- _Short problem_:
Scan the data below for the string "Любовь". Show every line where it turns up.

begin

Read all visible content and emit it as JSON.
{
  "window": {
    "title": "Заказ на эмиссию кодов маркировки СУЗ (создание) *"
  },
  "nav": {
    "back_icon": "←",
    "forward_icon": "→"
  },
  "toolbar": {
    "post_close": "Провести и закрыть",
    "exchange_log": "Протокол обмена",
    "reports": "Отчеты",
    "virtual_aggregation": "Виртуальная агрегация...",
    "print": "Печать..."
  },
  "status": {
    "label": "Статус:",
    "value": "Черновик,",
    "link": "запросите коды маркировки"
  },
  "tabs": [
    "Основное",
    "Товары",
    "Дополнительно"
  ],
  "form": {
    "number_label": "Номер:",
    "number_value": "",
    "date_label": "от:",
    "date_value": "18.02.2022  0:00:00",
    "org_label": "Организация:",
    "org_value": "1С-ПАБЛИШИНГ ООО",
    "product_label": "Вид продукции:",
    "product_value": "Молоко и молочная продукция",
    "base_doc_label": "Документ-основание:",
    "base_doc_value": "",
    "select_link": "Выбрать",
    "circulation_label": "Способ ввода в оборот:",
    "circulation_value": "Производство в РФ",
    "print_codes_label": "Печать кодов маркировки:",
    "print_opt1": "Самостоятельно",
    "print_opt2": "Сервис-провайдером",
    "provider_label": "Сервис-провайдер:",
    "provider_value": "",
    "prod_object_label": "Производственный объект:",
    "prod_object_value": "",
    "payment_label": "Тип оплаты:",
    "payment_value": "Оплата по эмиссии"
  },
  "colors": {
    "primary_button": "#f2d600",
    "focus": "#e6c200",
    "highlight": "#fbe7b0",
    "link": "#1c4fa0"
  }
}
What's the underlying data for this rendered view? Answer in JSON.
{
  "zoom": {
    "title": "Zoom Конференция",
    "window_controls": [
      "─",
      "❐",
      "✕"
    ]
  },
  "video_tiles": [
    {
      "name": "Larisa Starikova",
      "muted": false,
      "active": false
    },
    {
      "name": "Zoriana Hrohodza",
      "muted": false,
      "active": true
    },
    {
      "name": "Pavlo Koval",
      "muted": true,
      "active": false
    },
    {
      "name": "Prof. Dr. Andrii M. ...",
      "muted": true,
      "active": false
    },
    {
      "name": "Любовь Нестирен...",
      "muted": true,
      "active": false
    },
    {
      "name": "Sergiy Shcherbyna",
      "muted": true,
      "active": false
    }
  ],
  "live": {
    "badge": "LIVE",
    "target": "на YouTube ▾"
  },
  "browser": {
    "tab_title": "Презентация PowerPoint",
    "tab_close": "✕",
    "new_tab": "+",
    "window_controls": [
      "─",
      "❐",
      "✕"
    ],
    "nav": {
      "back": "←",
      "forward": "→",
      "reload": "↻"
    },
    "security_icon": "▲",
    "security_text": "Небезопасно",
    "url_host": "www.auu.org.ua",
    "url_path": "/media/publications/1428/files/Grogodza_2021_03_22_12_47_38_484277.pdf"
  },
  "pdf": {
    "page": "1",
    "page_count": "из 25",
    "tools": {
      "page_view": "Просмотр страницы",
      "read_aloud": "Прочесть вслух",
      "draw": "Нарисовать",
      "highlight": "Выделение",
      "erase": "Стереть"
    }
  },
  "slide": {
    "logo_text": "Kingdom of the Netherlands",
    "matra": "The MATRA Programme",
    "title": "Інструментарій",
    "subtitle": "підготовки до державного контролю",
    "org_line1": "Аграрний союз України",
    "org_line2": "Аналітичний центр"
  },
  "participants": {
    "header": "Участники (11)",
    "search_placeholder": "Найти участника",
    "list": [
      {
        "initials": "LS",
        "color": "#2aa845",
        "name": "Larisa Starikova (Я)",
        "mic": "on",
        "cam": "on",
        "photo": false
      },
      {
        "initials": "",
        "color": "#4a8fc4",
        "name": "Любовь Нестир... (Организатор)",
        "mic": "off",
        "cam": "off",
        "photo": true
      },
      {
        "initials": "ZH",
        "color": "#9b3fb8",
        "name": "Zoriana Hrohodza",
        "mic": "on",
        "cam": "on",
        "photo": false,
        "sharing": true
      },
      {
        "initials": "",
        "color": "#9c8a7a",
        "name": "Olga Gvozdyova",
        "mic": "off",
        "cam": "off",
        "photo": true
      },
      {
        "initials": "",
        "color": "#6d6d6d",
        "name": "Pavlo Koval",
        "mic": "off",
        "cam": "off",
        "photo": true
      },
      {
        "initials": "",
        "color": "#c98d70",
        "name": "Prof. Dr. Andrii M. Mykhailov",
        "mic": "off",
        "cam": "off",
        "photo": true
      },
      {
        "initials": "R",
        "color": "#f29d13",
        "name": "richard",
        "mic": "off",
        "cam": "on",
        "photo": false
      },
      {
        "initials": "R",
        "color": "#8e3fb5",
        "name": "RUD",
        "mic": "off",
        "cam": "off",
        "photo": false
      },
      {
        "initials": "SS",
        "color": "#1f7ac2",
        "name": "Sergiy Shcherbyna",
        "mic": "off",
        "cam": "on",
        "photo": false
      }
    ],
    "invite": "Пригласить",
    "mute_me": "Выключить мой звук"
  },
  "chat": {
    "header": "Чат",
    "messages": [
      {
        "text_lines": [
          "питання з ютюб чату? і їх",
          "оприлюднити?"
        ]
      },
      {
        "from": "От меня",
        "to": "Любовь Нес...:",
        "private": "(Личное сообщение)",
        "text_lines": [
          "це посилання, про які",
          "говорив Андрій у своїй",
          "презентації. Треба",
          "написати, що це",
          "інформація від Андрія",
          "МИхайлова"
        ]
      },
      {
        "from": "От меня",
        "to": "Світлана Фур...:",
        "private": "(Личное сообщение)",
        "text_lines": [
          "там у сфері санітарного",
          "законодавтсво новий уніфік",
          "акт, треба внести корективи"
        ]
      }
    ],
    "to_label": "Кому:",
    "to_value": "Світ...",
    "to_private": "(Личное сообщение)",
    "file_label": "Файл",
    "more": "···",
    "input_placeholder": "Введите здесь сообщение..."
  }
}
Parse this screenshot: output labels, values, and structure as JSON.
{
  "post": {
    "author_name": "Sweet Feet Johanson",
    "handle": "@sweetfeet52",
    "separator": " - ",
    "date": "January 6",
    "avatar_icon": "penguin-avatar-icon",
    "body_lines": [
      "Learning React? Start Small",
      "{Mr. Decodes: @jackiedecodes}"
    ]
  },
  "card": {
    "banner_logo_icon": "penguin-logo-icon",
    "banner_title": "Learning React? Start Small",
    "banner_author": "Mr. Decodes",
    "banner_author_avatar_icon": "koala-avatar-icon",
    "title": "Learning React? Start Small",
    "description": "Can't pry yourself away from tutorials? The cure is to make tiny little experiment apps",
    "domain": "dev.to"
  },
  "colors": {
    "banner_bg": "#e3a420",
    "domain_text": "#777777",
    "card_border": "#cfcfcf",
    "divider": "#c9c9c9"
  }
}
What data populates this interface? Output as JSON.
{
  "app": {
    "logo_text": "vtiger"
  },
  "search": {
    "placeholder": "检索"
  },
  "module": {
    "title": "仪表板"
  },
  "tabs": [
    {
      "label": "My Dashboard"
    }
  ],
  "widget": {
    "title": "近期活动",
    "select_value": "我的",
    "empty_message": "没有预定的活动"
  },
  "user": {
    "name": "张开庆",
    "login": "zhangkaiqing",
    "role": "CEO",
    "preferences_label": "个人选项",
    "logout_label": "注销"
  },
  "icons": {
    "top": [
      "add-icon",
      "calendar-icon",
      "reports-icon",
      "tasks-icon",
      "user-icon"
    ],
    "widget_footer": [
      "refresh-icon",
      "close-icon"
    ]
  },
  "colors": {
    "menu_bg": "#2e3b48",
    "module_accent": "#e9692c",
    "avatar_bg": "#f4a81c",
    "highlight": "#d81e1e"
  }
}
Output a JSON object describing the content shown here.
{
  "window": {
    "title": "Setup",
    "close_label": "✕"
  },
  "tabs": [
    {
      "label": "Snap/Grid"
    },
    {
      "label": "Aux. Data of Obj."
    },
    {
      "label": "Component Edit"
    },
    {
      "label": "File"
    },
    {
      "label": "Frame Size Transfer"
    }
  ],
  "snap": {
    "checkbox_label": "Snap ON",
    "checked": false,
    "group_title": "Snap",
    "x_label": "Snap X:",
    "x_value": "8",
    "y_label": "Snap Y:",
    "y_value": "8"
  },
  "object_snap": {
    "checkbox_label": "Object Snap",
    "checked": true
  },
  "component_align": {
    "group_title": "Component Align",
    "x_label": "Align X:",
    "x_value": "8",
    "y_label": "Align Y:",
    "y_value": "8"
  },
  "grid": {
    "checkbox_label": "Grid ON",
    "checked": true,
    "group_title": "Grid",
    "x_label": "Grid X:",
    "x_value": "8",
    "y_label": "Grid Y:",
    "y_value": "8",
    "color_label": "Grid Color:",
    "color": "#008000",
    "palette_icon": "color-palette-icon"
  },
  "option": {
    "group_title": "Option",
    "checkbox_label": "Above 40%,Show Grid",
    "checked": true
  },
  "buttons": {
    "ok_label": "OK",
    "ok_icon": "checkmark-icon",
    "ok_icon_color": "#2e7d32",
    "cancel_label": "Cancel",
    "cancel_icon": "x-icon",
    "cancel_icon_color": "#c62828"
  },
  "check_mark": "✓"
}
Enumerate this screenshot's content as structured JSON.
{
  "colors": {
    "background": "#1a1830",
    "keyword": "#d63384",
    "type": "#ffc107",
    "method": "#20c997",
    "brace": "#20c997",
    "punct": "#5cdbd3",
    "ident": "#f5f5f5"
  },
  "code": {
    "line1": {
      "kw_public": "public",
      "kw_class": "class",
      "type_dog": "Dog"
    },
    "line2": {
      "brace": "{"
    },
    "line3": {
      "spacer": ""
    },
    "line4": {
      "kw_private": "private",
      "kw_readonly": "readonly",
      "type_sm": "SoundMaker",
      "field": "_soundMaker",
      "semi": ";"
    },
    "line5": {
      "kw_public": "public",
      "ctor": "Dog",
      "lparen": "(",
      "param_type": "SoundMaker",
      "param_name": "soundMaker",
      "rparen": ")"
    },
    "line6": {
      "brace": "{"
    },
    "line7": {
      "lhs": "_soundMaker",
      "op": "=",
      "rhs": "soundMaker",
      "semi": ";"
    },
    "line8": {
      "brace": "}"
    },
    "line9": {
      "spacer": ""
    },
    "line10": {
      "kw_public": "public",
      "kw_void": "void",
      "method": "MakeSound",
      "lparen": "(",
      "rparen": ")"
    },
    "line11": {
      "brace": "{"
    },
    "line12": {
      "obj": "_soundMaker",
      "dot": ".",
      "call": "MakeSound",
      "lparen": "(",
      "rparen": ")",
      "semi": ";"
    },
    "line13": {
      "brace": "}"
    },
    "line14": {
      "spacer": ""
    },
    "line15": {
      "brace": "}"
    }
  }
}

end

- _Answer to the task_:
      "name": "Любовь Нестирен...",
        "name": "Любовь Нестир... (Организатор)",
        "to": "Любовь Нес...:",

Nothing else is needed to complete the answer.